┏━━

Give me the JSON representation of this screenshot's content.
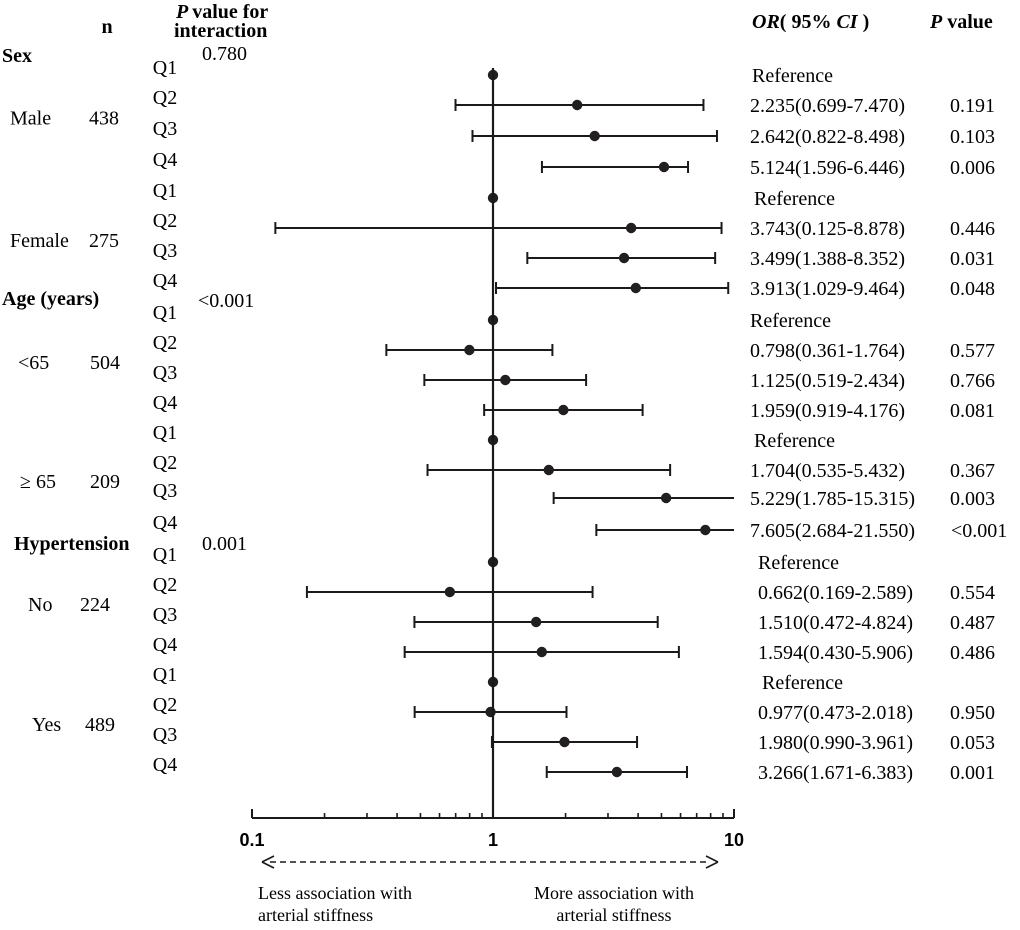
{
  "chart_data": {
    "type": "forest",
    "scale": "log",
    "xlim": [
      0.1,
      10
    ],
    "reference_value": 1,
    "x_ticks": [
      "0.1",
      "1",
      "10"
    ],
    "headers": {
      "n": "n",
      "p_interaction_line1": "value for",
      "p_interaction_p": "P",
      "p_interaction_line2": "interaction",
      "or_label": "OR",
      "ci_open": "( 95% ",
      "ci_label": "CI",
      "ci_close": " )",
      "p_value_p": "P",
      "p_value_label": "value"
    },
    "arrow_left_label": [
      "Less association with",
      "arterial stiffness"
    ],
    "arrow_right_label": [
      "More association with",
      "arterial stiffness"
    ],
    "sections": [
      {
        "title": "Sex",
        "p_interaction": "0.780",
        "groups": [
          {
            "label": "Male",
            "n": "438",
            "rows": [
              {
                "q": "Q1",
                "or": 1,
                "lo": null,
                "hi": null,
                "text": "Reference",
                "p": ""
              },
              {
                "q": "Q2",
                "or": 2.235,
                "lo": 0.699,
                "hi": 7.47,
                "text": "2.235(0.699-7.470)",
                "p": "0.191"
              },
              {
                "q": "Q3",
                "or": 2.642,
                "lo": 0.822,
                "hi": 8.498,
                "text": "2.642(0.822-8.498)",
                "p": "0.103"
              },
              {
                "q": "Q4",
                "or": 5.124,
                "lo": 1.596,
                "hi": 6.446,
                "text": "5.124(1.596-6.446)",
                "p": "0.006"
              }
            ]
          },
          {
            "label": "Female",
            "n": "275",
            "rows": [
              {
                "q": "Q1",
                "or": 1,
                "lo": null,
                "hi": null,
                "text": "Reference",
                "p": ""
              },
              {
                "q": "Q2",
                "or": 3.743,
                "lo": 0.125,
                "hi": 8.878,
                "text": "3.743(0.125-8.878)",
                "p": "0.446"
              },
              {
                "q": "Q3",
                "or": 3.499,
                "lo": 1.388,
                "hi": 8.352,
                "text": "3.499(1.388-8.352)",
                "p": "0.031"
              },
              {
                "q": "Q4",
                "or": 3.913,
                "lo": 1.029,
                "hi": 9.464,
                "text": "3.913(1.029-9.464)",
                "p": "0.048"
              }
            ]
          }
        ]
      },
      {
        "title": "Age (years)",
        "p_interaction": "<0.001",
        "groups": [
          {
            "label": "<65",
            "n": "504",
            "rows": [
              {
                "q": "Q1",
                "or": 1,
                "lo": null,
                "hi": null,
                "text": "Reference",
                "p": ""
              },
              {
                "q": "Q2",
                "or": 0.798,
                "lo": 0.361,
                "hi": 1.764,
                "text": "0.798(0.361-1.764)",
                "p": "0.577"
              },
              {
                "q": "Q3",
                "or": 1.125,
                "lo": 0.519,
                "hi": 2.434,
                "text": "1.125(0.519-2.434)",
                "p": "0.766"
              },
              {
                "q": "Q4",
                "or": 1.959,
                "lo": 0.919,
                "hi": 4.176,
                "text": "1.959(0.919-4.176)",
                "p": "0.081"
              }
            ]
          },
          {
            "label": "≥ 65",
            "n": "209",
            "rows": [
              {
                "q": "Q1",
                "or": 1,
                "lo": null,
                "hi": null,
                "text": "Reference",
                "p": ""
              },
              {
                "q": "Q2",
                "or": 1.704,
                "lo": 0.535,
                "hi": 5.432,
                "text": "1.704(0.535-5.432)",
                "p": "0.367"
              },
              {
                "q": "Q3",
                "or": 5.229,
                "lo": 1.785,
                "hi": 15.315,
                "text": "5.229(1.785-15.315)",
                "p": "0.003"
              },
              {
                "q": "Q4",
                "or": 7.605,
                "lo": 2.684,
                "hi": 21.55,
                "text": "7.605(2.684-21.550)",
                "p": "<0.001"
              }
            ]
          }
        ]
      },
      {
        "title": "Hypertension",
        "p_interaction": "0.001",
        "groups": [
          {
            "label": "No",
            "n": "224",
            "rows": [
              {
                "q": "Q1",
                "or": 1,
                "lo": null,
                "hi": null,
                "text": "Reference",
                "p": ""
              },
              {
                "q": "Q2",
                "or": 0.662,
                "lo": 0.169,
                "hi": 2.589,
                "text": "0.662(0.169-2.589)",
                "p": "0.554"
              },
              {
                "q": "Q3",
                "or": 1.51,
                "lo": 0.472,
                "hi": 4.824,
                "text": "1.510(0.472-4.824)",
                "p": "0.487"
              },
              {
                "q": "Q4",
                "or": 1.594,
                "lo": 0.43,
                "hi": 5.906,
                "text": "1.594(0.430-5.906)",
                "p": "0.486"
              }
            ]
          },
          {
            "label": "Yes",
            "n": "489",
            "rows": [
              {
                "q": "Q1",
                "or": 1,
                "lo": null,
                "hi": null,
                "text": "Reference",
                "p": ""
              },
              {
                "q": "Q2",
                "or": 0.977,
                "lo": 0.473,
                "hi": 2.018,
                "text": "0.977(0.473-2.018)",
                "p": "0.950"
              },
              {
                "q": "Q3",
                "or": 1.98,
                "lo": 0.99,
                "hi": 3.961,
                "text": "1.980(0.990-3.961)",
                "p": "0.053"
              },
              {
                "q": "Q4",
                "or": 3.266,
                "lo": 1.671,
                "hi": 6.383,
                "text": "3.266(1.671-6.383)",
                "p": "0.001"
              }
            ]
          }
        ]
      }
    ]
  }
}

┗━━

THE EXERCISE:
Copy each line in the data that holds the word "with".

COMPLETE RESPONSE:
      "Less association with",
      "More association with",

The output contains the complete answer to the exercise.